Instruction: Reproduce each line of the listing exactly.

(Rows from a dataset)
****

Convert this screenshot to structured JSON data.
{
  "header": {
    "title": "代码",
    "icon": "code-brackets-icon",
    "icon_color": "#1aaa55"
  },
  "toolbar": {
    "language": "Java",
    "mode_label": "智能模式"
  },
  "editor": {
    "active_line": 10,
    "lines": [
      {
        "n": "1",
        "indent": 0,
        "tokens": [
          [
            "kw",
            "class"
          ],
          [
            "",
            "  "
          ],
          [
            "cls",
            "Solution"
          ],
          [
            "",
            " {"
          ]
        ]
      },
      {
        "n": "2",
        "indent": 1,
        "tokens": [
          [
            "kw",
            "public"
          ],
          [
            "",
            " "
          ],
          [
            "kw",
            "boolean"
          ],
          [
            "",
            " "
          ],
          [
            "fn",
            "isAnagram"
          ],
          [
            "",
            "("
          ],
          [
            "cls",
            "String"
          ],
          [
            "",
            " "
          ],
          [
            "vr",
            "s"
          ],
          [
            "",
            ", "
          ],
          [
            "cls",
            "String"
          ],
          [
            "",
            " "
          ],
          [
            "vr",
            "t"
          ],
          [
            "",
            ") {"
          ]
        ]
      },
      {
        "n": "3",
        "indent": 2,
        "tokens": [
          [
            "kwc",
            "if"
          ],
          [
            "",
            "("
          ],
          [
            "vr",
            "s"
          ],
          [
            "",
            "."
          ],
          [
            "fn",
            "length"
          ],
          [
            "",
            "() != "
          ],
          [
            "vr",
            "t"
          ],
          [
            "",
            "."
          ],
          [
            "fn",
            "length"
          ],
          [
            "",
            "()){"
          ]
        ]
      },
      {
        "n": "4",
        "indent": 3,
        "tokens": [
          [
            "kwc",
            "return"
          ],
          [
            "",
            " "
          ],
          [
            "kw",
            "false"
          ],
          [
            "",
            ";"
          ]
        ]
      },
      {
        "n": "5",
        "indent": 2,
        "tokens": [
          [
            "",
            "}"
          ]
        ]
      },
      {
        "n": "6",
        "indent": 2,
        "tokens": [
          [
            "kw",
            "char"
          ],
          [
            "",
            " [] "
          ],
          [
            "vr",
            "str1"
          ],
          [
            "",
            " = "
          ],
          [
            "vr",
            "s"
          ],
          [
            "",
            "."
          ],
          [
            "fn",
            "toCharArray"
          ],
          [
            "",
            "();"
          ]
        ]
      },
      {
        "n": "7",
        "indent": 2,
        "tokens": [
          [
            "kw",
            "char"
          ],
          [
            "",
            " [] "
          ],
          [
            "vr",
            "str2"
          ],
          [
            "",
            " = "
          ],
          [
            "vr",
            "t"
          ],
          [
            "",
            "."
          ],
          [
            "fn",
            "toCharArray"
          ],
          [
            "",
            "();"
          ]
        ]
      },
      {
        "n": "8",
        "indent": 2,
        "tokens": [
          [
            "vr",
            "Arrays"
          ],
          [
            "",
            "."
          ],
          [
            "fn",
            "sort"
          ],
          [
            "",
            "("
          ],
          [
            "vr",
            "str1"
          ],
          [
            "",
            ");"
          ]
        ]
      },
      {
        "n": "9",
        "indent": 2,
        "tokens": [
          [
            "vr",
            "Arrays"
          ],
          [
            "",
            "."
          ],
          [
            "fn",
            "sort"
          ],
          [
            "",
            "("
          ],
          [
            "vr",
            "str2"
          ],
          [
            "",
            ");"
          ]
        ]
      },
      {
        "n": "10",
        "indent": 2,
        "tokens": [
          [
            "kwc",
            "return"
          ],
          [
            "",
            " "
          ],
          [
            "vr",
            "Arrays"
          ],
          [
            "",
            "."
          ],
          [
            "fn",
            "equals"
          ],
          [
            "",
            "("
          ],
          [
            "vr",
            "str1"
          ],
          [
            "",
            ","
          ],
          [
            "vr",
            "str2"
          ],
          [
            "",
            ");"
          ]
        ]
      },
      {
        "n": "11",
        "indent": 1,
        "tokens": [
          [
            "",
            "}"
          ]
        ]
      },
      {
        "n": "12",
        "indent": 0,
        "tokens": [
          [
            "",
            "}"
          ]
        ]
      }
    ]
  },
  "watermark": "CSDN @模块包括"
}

****

Output below:
Convert this screenshot to structured JSON data.
{
  "header": {
    "title": "代码",
    "icon": "code-brackets-icon",
    "icon_color": "#1aaa55"
  },
  "toolbar": {
    "language": "Java",
    "mode_label": "智能模式"
  },
  "editor": {
    "active_line": 10,
    "lines": [
      {
        "n": "1",
        "indent": 0,
        "tokens": [
          [
            "kw",
            "class"
          ],
          [
            "",
            "  "
          ],
          [
            "cls",
            "Solution"
          ],
          [
            "",
            " {"
          ]
        ]
      },
      {
        "n": "2",
        "indent": 1,
        "tokens": [
          [
            "kw",
            "public"
          ],
          [
            "",
            " "
          ],
          [
            "kw",
            "boolean"
          ],
          [
            "",
            " "
          ],
          [
            "fn",
            "isAnagram"
          ],
          [
            "",
            "("
          ],
          [
            "cls",
            "String"
          ],
          [
            "",
            " "
          ],
          [
            "vr",
            "s"
          ],
          [
            "",
            ", "
          ],
          [
            "cls",
            "String"
          ],
          [
            "",
            " "
          ],
          [
            "vr",
            "t"
          ],
          [
            "",
            ") {"
          ]
        ]
      },
      {
        "n": "3",
        "indent": 2,
        "tokens": [
          [
            "kwc",
            "if"
          ],
          [
            "",
            "("
          ],
          [
            "vr",
            "s"
          ],
          [
            "",
            "."
          ],
          [
            "fn",
            "length"
          ],
          [
            "",
            "() != "
          ],
          [
            "vr",
            "t"
          ],
          [
            "",
            "."
          ],
          [
            "fn",
            "length"
          ],
          [
            "",
            "()){"
          ]
        ]
      },
      {
        "n": "4",
        "indent": 3,
        "tokens": [
          [
            "kwc",
            "return"
          ],
          [
            "",
            " "
          ],
          [
            "kw",
            "false"
          ],
          [
            "",
            ";"
          ]
        ]
      },
      {
        "n": "5",
        "indent": 2,
        "tokens": [
          [
            "",
            "}"
          ]
        ]
      },
      {
        "n": "6",
        "indent": 2,
        "tokens": [
          [
            "kw",
            "char"
          ],
          [
            "",
            " [] "
          ],
          [
            "vr",
            "str1"
          ],
          [
            "",
            " = "
          ],
          [
            "vr",
            "s"
          ],
          [
            "",
            "."
          ],
          [
            "fn",
            "toCharArray"
          ],
          [
            "",
            "();"
          ]
        ]
      },
      {
        "n": "7",
        "indent": 2,
        "tokens": [
          [
            "kw",
            "char"
          ],
          [
            "",
            " [] "
          ],
          [
            "vr",
            "str2"
          ],
          [
            "",
            " = "
          ],
          [
            "vr",
            "t"
          ],
          [
            "",
            "."
          ],
          [
            "fn",
            "toCharArray"
          ],
          [
            "",
            "();"
          ]
        ]
      },
      {
        "n": "8",
        "indent": 2,
        "tokens": [
          [
            "vr",
            "Arrays"
          ],
          [
            "",
            "."
          ],
          [
            "fn",
            "sort"
          ],
          [
            "",
            "("
          ],
          [
            "vr",
            "str1"
          ],
          [
            "",
            ");"
          ]
        ]
      },
      {
        "n": "9",
        "indent": 2,
        "tokens": [
          [
            "vr",
            "Arrays"
          ],
          [
            "",
            "."
          ],
          [
            "fn",
            "sort"
          ],
          [
            "",
            "("
          ],
          [
            "vr",
            "str2"
          ],
          [
            "",
            ");"
          ]
        ]
      },
      {
        "n": "10",
        "indent": 2,
        "tokens": [
          [
            "kwc",
            "return"
          ],
          [
            "",
            " "
          ],
          [
            "vr",
            "Arrays"
          ],
          [
            "",
            "."
          ],
          [
            "fn",
            "equals"
          ],
          [
            "",
            "("
          ],
          [
            "vr",
            "str1"
          ],
          [
            "",
            ","
          ],
          [
            "vr",
            "str2"
          ],
          [
            "",
            ");"
          ]
        ]
      },
      {
        "n": "11",
        "indent": 1,
        "tokens": [
          [
            "",
            "}"
          ]
        ]
      },
      {
        "n": "12",
        "indent": 0,
        "tokens": [
          [
            "",
            "}"
          ]
        ]
      }
    ]
  },
  "watermark": "CSDN @模块包括"
}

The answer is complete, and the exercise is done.